┏━━
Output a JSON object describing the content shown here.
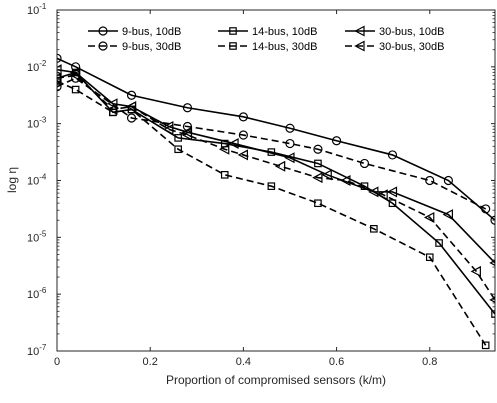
{
  "chart_data": {
    "type": "line",
    "xlabel": "Proportion of compromised sensors (k/m)",
    "ylabel": "log η",
    "xlim": [
      0,
      0.94
    ],
    "ylim": [
      -7,
      -1
    ],
    "y_scale": "log10",
    "x_ticks": [
      0,
      0.2,
      0.4,
      0.6,
      0.8
    ],
    "x_tick_labels": [
      "0",
      "0.2",
      "0.4",
      "0.6",
      "0.8"
    ],
    "y_ticks": [
      -7,
      -6,
      -5,
      -4,
      -3,
      -2,
      -1
    ],
    "y_tick_labels": [
      "10",
      "10",
      "10",
      "10",
      "10",
      "10",
      "10"
    ],
    "y_tick_exponents": [
      "-7",
      "-6",
      "-5",
      "-4",
      "-3",
      "-2",
      "-1"
    ],
    "grid": false,
    "legend_position": "top-right",
    "series": [
      {
        "name": "9-bus, 10dB",
        "marker": "circle",
        "dash": "solid",
        "x": [
          0,
          0.04,
          0.16,
          0.28,
          0.4,
          0.5,
          0.6,
          0.72,
          0.84,
          0.94
        ],
        "y": [
          -1.85,
          -2.0,
          -2.5,
          -2.72,
          -2.88,
          -3.08,
          -3.3,
          -3.55,
          -4.0,
          -4.7
        ]
      },
      {
        "name": "9-bus, 30dB",
        "marker": "circle",
        "dash": "dashed",
        "x": [
          0,
          0.04,
          0.16,
          0.28,
          0.4,
          0.5,
          0.56,
          0.66,
          0.8,
          0.92
        ],
        "y": [
          -2.35,
          -2.2,
          -2.9,
          -3.05,
          -3.2,
          -3.35,
          -3.45,
          -3.7,
          -4.0,
          -4.5
        ]
      },
      {
        "name": "14-bus, 10dB",
        "marker": "square",
        "dash": "solid",
        "x": [
          0,
          0.04,
          0.12,
          0.16,
          0.26,
          0.36,
          0.46,
          0.56,
          0.66,
          0.72,
          0.82,
          0.94
        ],
        "y": [
          -2.2,
          -2.1,
          -2.8,
          -2.75,
          -3.25,
          -3.35,
          -3.5,
          -3.7,
          -4.1,
          -4.4,
          -5.1,
          -6.35
        ]
      },
      {
        "name": "14-bus, 30dB",
        "marker": "square",
        "dash": "dashed",
        "x": [
          0,
          0.04,
          0.12,
          0.16,
          0.26,
          0.36,
          0.46,
          0.56,
          0.68,
          0.8,
          0.92
        ],
        "y": [
          -2.25,
          -2.4,
          -2.8,
          -2.75,
          -3.45,
          -3.9,
          -4.1,
          -4.4,
          -4.85,
          -5.35,
          -6.9
        ]
      },
      {
        "name": "30-bus, 10dB",
        "marker": "triangle-left",
        "dash": "solid",
        "x": [
          0,
          0.04,
          0.12,
          0.16,
          0.24,
          0.28,
          0.38,
          0.5,
          0.58,
          0.68,
          0.72,
          0.84,
          0.94
        ],
        "y": [
          -2.05,
          -2.1,
          -2.65,
          -2.7,
          -3.05,
          -3.15,
          -3.35,
          -3.6,
          -3.9,
          -4.2,
          -4.2,
          -4.6,
          -5.45
        ]
      },
      {
        "name": "30-bus, 30dB",
        "marker": "triangle-left",
        "dash": "dashed",
        "x": [
          0,
          0.04,
          0.12,
          0.16,
          0.24,
          0.28,
          0.36,
          0.4,
          0.48,
          0.56,
          0.62,
          0.7,
          0.8,
          0.9,
          0.94
        ],
        "y": [
          -2.2,
          -2.15,
          -2.75,
          -2.7,
          -3.1,
          -3.2,
          -3.45,
          -3.55,
          -3.75,
          -3.95,
          -4.0,
          -4.25,
          -4.65,
          -5.6,
          -6.1
        ]
      }
    ]
  }
}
┗━━
**Set problem:** Copy the whole listing above word for word but do not carry over the pictures.

**Task output:**
Output a JSON object describing the content shown here.
{
  "chart_data": {
    "type": "line",
    "xlabel": "Proportion of compromised sensors (k/m)",
    "ylabel": "log η",
    "xlim": [
      0,
      0.94
    ],
    "ylim": [
      -7,
      -1
    ],
    "y_scale": "log10",
    "x_ticks": [
      0,
      0.2,
      0.4,
      0.6,
      0.8
    ],
    "x_tick_labels": [
      "0",
      "0.2",
      "0.4",
      "0.6",
      "0.8"
    ],
    "y_ticks": [
      -7,
      -6,
      -5,
      -4,
      -3,
      -2,
      -1
    ],
    "y_tick_labels": [
      "10",
      "10",
      "10",
      "10",
      "10",
      "10",
      "10"
    ],
    "y_tick_exponents": [
      "-7",
      "-6",
      "-5",
      "-4",
      "-3",
      "-2",
      "-1"
    ],
    "grid": false,
    "legend_position": "top-right",
    "series": [
      {
        "name": "9-bus, 10dB",
        "marker": "circle",
        "dash": "solid",
        "x": [
          0,
          0.04,
          0.16,
          0.28,
          0.4,
          0.5,
          0.6,
          0.72,
          0.84,
          0.94
        ],
        "y": [
          -1.85,
          -2.0,
          -2.5,
          -2.72,
          -2.88,
          -3.08,
          -3.3,
          -3.55,
          -4.0,
          -4.7
        ]
      },
      {
        "name": "9-bus, 30dB",
        "marker": "circle",
        "dash": "dashed",
        "x": [
          0,
          0.04,
          0.16,
          0.28,
          0.4,
          0.5,
          0.56,
          0.66,
          0.8,
          0.92
        ],
        "y": [
          -2.35,
          -2.2,
          -2.9,
          -3.05,
          -3.2,
          -3.35,
          -3.45,
          -3.7,
          -4.0,
          -4.5
        ]
      },
      {
        "name": "14-bus, 10dB",
        "marker": "square",
        "dash": "solid",
        "x": [
          0,
          0.04,
          0.12,
          0.16,
          0.26,
          0.36,
          0.46,
          0.56,
          0.66,
          0.72,
          0.82,
          0.94
        ],
        "y": [
          -2.2,
          -2.1,
          -2.8,
          -2.75,
          -3.25,
          -3.35,
          -3.5,
          -3.7,
          -4.1,
          -4.4,
          -5.1,
          -6.35
        ]
      },
      {
        "name": "14-bus, 30dB",
        "marker": "square",
        "dash": "dashed",
        "x": [
          0,
          0.04,
          0.12,
          0.16,
          0.26,
          0.36,
          0.46,
          0.56,
          0.68,
          0.8,
          0.92
        ],
        "y": [
          -2.25,
          -2.4,
          -2.8,
          -2.75,
          -3.45,
          -3.9,
          -4.1,
          -4.4,
          -4.85,
          -5.35,
          -6.9
        ]
      },
      {
        "name": "30-bus, 10dB",
        "marker": "triangle-left",
        "dash": "solid",
        "x": [
          0,
          0.04,
          0.12,
          0.16,
          0.24,
          0.28,
          0.38,
          0.5,
          0.58,
          0.68,
          0.72,
          0.84,
          0.94
        ],
        "y": [
          -2.05,
          -2.1,
          -2.65,
          -2.7,
          -3.05,
          -3.15,
          -3.35,
          -3.6,
          -3.9,
          -4.2,
          -4.2,
          -4.6,
          -5.45
        ]
      },
      {
        "name": "30-bus, 30dB",
        "marker": "triangle-left",
        "dash": "dashed",
        "x": [
          0,
          0.04,
          0.12,
          0.16,
          0.24,
          0.28,
          0.36,
          0.4,
          0.48,
          0.56,
          0.62,
          0.7,
          0.8,
          0.9,
          0.94
        ],
        "y": [
          -2.2,
          -2.15,
          -2.75,
          -2.7,
          -3.1,
          -3.2,
          -3.45,
          -3.55,
          -3.75,
          -3.95,
          -4.0,
          -4.25,
          -4.65,
          -5.6,
          -6.1
        ]
      }
    ]
  }
}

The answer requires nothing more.